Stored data
************

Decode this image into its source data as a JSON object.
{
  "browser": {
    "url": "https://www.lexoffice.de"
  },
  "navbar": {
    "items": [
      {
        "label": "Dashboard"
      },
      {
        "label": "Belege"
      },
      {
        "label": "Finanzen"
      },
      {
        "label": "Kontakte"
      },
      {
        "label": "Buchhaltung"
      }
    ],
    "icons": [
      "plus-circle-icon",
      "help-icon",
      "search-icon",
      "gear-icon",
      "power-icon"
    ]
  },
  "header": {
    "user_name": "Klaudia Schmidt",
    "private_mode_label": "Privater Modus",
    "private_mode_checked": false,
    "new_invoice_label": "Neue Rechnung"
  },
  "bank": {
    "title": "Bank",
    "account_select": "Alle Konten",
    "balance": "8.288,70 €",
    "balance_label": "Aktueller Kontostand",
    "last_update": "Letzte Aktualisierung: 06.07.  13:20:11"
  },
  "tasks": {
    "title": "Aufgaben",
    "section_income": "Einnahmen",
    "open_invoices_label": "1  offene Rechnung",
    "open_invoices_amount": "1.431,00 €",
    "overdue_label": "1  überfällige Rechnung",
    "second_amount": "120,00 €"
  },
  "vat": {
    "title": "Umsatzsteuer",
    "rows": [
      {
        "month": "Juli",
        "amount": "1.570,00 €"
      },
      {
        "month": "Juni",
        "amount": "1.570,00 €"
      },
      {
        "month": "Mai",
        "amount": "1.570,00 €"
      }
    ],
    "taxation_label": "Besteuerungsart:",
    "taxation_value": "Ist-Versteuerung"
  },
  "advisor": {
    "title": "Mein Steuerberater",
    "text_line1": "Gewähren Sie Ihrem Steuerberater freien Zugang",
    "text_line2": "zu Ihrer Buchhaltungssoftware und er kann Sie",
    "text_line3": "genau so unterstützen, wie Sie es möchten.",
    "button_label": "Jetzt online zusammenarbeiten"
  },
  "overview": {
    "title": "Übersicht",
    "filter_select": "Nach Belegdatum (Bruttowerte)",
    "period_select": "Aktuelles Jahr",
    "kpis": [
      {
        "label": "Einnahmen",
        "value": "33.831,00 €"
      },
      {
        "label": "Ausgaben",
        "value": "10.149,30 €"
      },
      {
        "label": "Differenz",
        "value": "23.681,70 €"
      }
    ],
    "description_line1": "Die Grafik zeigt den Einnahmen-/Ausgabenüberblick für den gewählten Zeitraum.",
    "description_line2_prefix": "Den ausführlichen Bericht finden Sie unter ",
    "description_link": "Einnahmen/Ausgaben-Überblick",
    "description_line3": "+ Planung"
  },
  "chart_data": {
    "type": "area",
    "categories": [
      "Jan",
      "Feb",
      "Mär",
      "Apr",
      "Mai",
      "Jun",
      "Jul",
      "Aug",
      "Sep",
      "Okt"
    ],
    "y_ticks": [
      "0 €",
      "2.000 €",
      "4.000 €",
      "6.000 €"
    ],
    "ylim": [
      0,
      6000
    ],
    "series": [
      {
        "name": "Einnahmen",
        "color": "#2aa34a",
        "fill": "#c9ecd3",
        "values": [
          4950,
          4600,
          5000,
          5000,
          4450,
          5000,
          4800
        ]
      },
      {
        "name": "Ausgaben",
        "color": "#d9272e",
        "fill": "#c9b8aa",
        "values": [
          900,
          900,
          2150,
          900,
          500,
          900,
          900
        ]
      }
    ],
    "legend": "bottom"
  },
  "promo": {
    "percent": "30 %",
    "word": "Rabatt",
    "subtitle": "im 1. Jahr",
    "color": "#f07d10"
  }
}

************

== Goal ==
Repeat each of the entries above precisely as given.

== Full solution ==
Decode this image into its source data as a JSON object.
{
  "browser": {
    "url": "https://www.lexoffice.de"
  },
  "navbar": {
    "items": [
      {
        "label": "Dashboard"
      },
      {
        "label": "Belege"
      },
      {
        "label": "Finanzen"
      },
      {
        "label": "Kontakte"
      },
      {
        "label": "Buchhaltung"
      }
    ],
    "icons": [
      "plus-circle-icon",
      "help-icon",
      "search-icon",
      "gear-icon",
      "power-icon"
    ]
  },
  "header": {
    "user_name": "Klaudia Schmidt",
    "private_mode_label": "Privater Modus",
    "private_mode_checked": false,
    "new_invoice_label": "Neue Rechnung"
  },
  "bank": {
    "title": "Bank",
    "account_select": "Alle Konten",
    "balance": "8.288,70 €",
    "balance_label": "Aktueller Kontostand",
    "last_update": "Letzte Aktualisierung: 06.07.  13:20:11"
  },
  "tasks": {
    "title": "Aufgaben",
    "section_income": "Einnahmen",
    "open_invoices_label": "1  offene Rechnung",
    "open_invoices_amount": "1.431,00 €",
    "overdue_label": "1  überfällige Rechnung",
    "second_amount": "120,00 €"
  },
  "vat": {
    "title": "Umsatzsteuer",
    "rows": [
      {
        "month": "Juli",
        "amount": "1.570,00 €"
      },
      {
        "month": "Juni",
        "amount": "1.570,00 €"
      },
      {
        "month": "Mai",
        "amount": "1.570,00 €"
      }
    ],
    "taxation_label": "Besteuerungsart:",
    "taxation_value": "Ist-Versteuerung"
  },
  "advisor": {
    "title": "Mein Steuerberater",
    "text_line1": "Gewähren Sie Ihrem Steuerberater freien Zugang",
    "text_line2": "zu Ihrer Buchhaltungssoftware und er kann Sie",
    "text_line3": "genau so unterstützen, wie Sie es möchten.",
    "button_label": "Jetzt online zusammenarbeiten"
  },
  "overview": {
    "title": "Übersicht",
    "filter_select": "Nach Belegdatum (Bruttowerte)",
    "period_select": "Aktuelles Jahr",
    "kpis": [
      {
        "label": "Einnahmen",
        "value": "33.831,00 €"
      },
      {
        "label": "Ausgaben",
        "value": "10.149,30 €"
      },
      {
        "label": "Differenz",
        "value": "23.681,70 €"
      }
    ],
    "description_line1": "Die Grafik zeigt den Einnahmen-/Ausgabenüberblick für den gewählten Zeitraum.",
    "description_line2_prefix": "Den ausführlichen Bericht finden Sie unter ",
    "description_link": "Einnahmen/Ausgaben-Überblick",
    "description_line3": "+ Planung"
  },
  "chart_data": {
    "type": "area",
    "categories": [
      "Jan",
      "Feb",
      "Mär",
      "Apr",
      "Mai",
      "Jun",
      "Jul",
      "Aug",
      "Sep",
      "Okt"
    ],
    "y_ticks": [
      "0 €",
      "2.000 €",
      "4.000 €",
      "6.000 €"
    ],
    "ylim": [
      0,
      6000
    ],
    "series": [
      {
        "name": "Einnahmen",
        "color": "#2aa34a",
        "fill": "#c9ecd3",
        "values": [
          4950,
          4600,
          5000,
          5000,
          4450,
          5000,
          4800
        ]
      },
      {
        "name": "Ausgaben",
        "color": "#d9272e",
        "fill": "#c9b8aa",
        "values": [
          900,
          900,
          2150,
          900,
          500,
          900,
          900
        ]
      }
    ],
    "legend": "bottom"
  },
  "promo": {
    "percent": "30 %",
    "word": "Rabatt",
    "subtitle": "im 1. Jahr",
    "color": "#f07d10"
  }
}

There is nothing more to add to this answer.